*** Opening Excerpt ***
Saving Lives: Preventing Youth Suicide

Suicide in this nation is reaching epidemic proportions. It is the 10th leading cause of death in the United States. Suicide affects people of all ages. But in Michigan, there has been an alarming 33 percent increase in death by suicide in the past 20 years among young people between the ages of 10 and 24. Yet, Michigan remains one of only 17 states without mandated teaching training in suicide prevention.

Something needs to be one. And Detroit Public TV – in collaboration with the Children’s Foundation and Kevin’s Song – launched an initiative to bring attention to this urgent issue and to rally support among those in the lives of youth to battle this mental health crisis.

We are gathering experts in the field, educators, counselors and the survivors of suicide who will share their personal stories for an open and earnest conversation.

If you are interested in upcoming events, please subscribe to our newsletter.

National Suicide Lifeline 1-800-273-TALK (8255) OR TEXT “GO” TO 741741


We Can’t Wait Any Longer

For students, the families who love them and the educators who interact with them almost daily, there is an alarming issue – the soaring incidence of youth suicide.

The suicide rate for teens in Michigan has doubled over the past decade. It is now the second leading cause of death among our youth.

“Saving Lives: We Can’t Way Any Longer” – the third in a series on youth suicide from Detroit Public TV, in conjunction with The Children’s Foundation and the Kevin’s Song, a local nonprofit devoted to the cause – focuses on schools and what our education system can do to help students struggling with depression and other issues that can lead to suicide.

At this moment, our community finds itself in midst of the COVID-19 pandemic. Although its full impact on the mental health of our youth is yet to be known, it does add another layer of stress and anxiety to those already at risk.

Even during difficult times like these, educators play a major role in the lives of students. Working closely with parents and families, they can identify individuals needing help and intervene in a timely and caring manner.

But that’s not so say it is an easy task. In this DPTV documentary, host Cynthia Canty talks to school administrators and other educators about their approaches to suicide prevention, the programs and practices that have proven effective and what resources they need to ensure the mental health and well-being of their students.
*** Closing Excerpt ***
*** Opening Data for review ***
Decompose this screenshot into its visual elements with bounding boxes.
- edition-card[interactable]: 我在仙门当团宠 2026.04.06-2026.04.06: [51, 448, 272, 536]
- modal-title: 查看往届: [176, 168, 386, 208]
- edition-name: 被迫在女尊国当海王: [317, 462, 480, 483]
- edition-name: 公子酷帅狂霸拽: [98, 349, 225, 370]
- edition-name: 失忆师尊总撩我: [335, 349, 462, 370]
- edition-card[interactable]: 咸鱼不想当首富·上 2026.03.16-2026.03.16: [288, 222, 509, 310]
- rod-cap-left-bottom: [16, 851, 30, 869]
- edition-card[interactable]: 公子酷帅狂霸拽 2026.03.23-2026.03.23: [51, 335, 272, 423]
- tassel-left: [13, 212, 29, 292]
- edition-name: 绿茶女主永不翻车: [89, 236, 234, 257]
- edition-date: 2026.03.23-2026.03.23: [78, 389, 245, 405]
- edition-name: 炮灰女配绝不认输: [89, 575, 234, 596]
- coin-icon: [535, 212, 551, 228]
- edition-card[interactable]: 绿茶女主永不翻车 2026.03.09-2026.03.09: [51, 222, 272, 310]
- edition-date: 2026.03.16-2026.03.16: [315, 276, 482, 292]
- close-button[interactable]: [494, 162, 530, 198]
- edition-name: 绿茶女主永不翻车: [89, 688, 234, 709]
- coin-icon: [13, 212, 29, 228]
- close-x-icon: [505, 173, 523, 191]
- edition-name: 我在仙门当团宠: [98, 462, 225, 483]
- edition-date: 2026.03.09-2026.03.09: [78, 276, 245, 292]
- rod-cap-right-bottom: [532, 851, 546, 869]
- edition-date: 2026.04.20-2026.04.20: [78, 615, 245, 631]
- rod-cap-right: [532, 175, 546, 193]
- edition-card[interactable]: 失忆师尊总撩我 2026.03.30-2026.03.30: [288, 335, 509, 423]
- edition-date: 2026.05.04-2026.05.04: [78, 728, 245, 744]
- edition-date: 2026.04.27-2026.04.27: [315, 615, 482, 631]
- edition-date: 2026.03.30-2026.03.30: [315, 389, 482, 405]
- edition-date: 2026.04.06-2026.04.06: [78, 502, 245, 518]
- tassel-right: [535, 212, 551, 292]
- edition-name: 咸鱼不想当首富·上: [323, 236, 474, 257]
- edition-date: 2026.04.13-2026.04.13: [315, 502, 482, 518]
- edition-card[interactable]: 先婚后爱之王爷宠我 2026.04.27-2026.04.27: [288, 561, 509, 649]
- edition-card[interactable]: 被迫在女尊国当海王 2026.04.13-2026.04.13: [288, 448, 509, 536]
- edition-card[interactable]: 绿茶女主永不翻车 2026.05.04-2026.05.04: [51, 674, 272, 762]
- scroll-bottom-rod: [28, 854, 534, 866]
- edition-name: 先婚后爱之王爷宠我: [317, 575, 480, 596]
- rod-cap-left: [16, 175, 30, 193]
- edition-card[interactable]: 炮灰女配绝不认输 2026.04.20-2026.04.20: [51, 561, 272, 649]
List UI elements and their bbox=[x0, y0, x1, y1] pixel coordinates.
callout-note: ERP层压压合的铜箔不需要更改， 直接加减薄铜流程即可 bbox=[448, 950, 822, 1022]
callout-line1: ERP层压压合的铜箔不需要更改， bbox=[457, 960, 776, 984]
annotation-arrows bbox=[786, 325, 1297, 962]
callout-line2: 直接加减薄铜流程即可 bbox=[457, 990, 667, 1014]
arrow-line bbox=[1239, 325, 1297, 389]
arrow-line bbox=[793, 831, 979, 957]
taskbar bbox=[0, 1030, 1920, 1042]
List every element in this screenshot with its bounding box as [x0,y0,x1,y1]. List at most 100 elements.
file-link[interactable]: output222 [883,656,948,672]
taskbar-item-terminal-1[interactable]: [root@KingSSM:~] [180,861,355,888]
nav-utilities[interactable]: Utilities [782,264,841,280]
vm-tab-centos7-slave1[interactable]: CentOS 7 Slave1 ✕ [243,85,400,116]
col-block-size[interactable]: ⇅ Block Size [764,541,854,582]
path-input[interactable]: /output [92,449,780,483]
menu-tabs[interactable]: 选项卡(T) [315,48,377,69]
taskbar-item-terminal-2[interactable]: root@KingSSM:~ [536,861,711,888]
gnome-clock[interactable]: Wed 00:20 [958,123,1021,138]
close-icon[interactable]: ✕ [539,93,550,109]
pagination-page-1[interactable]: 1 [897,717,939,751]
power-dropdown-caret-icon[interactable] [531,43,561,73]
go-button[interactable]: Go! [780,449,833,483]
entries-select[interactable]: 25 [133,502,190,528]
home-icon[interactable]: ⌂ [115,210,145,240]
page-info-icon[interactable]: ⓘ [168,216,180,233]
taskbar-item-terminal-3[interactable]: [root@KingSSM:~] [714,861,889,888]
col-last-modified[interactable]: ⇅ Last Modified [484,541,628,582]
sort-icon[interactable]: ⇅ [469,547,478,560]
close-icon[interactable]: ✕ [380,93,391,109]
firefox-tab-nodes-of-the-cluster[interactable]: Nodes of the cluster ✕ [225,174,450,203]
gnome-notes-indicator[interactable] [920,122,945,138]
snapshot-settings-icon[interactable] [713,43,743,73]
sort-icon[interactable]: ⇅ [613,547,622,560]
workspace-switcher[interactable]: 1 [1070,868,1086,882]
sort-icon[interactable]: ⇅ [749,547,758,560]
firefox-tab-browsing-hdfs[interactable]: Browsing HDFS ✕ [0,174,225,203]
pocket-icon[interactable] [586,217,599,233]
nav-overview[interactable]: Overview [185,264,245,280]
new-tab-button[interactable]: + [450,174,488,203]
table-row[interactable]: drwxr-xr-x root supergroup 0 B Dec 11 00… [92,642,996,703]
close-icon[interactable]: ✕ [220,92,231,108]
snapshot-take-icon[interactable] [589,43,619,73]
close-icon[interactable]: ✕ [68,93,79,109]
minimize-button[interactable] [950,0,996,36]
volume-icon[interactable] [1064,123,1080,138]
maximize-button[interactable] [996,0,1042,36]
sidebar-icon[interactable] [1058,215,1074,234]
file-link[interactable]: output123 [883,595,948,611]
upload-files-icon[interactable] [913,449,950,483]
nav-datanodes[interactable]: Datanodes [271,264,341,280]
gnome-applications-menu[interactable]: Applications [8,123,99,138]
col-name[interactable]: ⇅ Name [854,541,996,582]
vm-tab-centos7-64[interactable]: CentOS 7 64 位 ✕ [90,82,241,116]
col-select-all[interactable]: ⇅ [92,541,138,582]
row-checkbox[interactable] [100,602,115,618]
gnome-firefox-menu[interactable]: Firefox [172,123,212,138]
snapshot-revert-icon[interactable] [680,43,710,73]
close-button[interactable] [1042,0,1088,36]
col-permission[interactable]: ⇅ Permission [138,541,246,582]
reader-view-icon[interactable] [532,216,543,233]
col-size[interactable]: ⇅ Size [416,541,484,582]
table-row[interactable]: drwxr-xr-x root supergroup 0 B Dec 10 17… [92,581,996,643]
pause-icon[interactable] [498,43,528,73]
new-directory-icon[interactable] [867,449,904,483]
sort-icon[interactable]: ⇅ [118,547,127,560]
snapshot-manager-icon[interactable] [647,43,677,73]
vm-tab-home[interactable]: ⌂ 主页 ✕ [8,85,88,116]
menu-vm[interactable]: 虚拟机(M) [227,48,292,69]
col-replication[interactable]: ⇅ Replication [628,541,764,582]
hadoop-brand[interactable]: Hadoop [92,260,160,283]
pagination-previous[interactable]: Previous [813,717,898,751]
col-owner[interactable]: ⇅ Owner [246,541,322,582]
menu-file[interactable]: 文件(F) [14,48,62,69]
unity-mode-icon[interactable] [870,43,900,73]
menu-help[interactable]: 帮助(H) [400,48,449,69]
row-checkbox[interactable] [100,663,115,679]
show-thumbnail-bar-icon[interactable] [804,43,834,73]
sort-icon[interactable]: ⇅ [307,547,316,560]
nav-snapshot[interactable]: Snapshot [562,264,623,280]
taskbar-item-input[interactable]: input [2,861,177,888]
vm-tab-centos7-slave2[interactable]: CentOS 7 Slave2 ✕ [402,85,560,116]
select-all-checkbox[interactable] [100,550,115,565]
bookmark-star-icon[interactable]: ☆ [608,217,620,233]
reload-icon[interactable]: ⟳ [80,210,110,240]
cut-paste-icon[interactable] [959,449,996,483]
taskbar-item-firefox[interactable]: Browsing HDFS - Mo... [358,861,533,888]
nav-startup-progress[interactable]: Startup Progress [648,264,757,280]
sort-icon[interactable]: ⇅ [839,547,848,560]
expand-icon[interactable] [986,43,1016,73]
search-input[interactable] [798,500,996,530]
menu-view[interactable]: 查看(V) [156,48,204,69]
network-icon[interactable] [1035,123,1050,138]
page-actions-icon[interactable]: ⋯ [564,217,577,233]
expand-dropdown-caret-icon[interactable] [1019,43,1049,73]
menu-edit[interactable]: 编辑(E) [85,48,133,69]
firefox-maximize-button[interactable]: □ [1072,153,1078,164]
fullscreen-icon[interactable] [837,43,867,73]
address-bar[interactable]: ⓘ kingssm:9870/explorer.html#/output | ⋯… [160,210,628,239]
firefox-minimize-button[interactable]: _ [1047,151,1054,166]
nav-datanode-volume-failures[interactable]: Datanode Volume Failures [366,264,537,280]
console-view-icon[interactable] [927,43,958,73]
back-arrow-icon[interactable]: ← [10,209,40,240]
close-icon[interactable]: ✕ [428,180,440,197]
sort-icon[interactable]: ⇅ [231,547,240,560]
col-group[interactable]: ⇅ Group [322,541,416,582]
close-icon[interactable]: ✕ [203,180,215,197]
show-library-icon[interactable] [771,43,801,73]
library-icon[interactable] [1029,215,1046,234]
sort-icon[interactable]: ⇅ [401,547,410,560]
*** Closing Data for review ***
### Tasks for this exercise
• A. Reproduce the stretch of the youth suicide text from "National Suicide Lifeline" through "among our youth.", swapping "teens" for "adolescents".
• B. Answer these questions from the youth suicide text.
(i) Where does suicide rank among the leading causes of death in the United States?
(ii) By what percentage has death by suicide among Michigan residents ages 10 to 24 increased over the past 20 years?
(iii) Who hosts the DPTV documentary?
The records have no connection to the youth suicide prevention text.

### Answers by item
• A.
National Suicide Lifeline 1-800-273-TALK (8255) OR TEXT “GO” TO 741741


We Can’t Wait Any Longer

For students, the families who love them and the educators who interact with them almost daily, there is an alarming issue – the soaring incidence of youth suicide.

The suicide rate for adolescents in Michigan has doubled over the past decade. It is now the second leading cause of death among our youth.

• B.
(i) It is the 10th leading cause of death.
(ii) It has increased by 33 percent.
(iii) Cynthia Canty hosts it.